§ What needs to be done: Review the material and extract every line in which the word "subtitle" occurs.

§ Data:
- - - - - - -
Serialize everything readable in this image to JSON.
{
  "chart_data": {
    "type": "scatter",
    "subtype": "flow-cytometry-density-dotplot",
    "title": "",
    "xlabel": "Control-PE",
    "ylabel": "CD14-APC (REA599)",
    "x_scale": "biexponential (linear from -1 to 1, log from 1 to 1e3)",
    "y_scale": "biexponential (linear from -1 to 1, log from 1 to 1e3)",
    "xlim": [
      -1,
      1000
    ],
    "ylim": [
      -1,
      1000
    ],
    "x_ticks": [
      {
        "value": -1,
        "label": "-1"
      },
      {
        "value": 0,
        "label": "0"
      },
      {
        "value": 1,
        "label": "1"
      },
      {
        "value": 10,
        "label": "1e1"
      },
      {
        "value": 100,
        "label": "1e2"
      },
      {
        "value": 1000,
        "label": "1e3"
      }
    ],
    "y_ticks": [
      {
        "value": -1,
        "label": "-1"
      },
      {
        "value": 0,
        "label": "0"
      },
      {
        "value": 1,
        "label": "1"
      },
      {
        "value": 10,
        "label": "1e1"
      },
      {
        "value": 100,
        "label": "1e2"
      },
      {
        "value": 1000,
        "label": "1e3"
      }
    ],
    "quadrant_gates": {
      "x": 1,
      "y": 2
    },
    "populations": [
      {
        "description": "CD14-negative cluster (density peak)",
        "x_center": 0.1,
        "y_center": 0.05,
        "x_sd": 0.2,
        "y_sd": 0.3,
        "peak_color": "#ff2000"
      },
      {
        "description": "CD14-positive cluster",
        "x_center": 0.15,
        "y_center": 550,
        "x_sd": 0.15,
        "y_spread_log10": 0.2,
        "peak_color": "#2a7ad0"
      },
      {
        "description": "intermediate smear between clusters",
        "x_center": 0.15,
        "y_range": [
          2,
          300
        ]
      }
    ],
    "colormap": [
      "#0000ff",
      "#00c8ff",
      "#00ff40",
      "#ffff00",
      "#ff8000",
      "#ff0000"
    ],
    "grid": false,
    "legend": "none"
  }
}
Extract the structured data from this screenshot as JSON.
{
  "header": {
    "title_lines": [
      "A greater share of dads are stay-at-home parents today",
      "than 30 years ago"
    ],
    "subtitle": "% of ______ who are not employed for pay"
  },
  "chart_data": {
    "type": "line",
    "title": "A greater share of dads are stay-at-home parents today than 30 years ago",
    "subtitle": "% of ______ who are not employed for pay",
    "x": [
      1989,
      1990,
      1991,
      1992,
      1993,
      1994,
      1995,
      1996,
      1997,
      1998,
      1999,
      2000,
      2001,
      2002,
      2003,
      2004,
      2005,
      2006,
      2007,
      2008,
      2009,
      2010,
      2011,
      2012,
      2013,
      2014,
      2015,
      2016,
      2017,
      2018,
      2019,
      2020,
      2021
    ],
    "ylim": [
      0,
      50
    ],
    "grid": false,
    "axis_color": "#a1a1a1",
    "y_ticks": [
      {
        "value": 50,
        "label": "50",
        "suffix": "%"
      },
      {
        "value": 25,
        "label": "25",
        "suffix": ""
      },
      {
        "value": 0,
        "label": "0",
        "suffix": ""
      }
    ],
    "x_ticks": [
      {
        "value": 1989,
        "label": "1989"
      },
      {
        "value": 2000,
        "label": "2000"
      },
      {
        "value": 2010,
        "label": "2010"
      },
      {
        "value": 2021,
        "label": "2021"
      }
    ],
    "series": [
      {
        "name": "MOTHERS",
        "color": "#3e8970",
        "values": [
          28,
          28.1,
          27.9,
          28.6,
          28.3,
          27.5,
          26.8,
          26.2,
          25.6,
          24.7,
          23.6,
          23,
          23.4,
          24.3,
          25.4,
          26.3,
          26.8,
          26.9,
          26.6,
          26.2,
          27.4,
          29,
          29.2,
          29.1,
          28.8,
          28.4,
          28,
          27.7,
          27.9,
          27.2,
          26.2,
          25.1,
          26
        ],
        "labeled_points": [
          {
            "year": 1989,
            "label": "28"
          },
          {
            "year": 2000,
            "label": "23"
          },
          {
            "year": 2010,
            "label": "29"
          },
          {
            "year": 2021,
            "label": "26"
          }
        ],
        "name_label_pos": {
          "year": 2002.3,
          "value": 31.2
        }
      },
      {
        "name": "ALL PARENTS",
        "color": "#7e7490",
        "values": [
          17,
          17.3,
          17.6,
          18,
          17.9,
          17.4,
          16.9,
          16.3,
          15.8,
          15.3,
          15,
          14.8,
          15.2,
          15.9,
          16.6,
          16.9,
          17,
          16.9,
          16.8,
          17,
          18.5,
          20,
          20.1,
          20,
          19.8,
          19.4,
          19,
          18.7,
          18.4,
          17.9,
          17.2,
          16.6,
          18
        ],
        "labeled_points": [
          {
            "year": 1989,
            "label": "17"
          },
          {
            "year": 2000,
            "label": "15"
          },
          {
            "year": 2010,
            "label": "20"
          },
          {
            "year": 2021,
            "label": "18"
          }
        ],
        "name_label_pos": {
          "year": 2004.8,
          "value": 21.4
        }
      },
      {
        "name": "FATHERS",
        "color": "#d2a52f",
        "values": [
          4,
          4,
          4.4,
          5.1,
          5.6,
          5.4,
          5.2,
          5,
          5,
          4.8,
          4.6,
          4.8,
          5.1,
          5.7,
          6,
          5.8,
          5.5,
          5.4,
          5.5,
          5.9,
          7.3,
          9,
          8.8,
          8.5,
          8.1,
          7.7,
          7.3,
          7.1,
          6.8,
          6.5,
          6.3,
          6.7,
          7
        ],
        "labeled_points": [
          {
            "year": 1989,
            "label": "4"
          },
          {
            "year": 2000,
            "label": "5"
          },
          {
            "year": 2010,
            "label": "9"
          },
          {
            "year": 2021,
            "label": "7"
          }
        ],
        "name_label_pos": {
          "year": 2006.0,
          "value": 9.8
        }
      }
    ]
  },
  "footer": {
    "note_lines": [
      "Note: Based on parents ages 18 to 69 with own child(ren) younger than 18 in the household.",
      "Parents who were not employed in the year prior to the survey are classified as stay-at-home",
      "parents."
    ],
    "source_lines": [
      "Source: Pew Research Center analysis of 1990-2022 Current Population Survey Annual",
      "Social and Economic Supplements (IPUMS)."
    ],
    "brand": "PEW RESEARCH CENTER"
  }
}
- - - - - - -
§ Answer to the task:
    "subtitle": "% of ______ who are not employed for pay"
    "subtitle": "% of ______ who are not employed for pay",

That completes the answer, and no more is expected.